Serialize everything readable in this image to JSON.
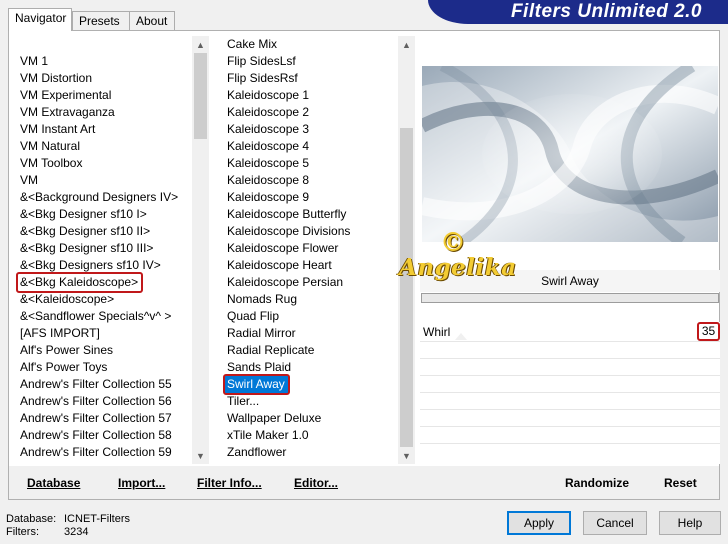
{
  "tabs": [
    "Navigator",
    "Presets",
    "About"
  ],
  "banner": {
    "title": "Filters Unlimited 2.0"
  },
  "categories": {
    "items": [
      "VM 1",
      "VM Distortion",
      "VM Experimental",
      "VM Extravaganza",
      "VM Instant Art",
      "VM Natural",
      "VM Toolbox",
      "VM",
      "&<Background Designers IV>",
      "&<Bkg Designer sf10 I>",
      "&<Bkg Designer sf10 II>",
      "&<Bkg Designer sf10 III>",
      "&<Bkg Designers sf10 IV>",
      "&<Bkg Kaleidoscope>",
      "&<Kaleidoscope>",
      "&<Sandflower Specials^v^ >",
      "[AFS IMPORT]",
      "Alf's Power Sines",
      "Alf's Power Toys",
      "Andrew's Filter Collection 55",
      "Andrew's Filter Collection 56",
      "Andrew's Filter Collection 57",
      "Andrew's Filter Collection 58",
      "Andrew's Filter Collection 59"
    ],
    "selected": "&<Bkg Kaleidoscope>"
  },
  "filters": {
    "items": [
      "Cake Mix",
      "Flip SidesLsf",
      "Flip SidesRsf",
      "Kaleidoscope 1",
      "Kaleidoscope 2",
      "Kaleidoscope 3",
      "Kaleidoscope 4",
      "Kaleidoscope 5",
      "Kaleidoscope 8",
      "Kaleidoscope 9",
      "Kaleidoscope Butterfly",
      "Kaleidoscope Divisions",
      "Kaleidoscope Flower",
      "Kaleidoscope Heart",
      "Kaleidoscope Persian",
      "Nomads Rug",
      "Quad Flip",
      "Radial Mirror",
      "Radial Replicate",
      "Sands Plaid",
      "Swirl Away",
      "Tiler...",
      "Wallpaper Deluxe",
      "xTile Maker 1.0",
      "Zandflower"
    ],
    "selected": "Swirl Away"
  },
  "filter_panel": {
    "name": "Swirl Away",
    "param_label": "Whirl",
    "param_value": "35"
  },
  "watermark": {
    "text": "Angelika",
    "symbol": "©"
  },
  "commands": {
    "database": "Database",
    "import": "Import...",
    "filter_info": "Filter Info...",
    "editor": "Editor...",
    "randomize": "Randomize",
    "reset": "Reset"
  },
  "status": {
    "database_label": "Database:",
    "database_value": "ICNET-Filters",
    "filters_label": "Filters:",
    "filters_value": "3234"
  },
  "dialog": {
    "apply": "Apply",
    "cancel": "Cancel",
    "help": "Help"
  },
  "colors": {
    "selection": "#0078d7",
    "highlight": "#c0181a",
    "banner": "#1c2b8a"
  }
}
------------------------------------
### Aim of the task
Make a verbatim copy of all the entries and strip out the pictures.

### Answer to this problem
Serialize everything readable in this image to JSON.
{
  "tabs": [
    "Navigator",
    "Presets",
    "About"
  ],
  "banner": {
    "title": "Filters Unlimited 2.0"
  },
  "categories": {
    "items": [
      "VM 1",
      "VM Distortion",
      "VM Experimental",
      "VM Extravaganza",
      "VM Instant Art",
      "VM Natural",
      "VM Toolbox",
      "VM",
      "&<Background Designers IV>",
      "&<Bkg Designer sf10 I>",
      "&<Bkg Designer sf10 II>",
      "&<Bkg Designer sf10 III>",
      "&<Bkg Designers sf10 IV>",
      "&<Bkg Kaleidoscope>",
      "&<Kaleidoscope>",
      "&<Sandflower Specials^v^ >",
      "[AFS IMPORT]",
      "Alf's Power Sines",
      "Alf's Power Toys",
      "Andrew's Filter Collection 55",
      "Andrew's Filter Collection 56",
      "Andrew's Filter Collection 57",
      "Andrew's Filter Collection 58",
      "Andrew's Filter Collection 59"
    ],
    "selected": "&<Bkg Kaleidoscope>"
  },
  "filters": {
    "items": [
      "Cake Mix",
      "Flip SidesLsf",
      "Flip SidesRsf",
      "Kaleidoscope 1",
      "Kaleidoscope 2",
      "Kaleidoscope 3",
      "Kaleidoscope 4",
      "Kaleidoscope 5",
      "Kaleidoscope 8",
      "Kaleidoscope 9",
      "Kaleidoscope Butterfly",
      "Kaleidoscope Divisions",
      "Kaleidoscope Flower",
      "Kaleidoscope Heart",
      "Kaleidoscope Persian",
      "Nomads Rug",
      "Quad Flip",
      "Radial Mirror",
      "Radial Replicate",
      "Sands Plaid",
      "Swirl Away",
      "Tiler...",
      "Wallpaper Deluxe",
      "xTile Maker 1.0",
      "Zandflower"
    ],
    "selected": "Swirl Away"
  },
  "filter_panel": {
    "name": "Swirl Away",
    "param_label": "Whirl",
    "param_value": "35"
  },
  "watermark": {
    "text": "Angelika",
    "symbol": "©"
  },
  "commands": {
    "database": "Database",
    "import": "Import...",
    "filter_info": "Filter Info...",
    "editor": "Editor...",
    "randomize": "Randomize",
    "reset": "Reset"
  },
  "status": {
    "database_label": "Database:",
    "database_value": "ICNET-Filters",
    "filters_label": "Filters:",
    "filters_value": "3234"
  },
  "dialog": {
    "apply": "Apply",
    "cancel": "Cancel",
    "help": "Help"
  },
  "colors": {
    "selection": "#0078d7",
    "highlight": "#c0181a",
    "banner": "#1c2b8a"
  }
}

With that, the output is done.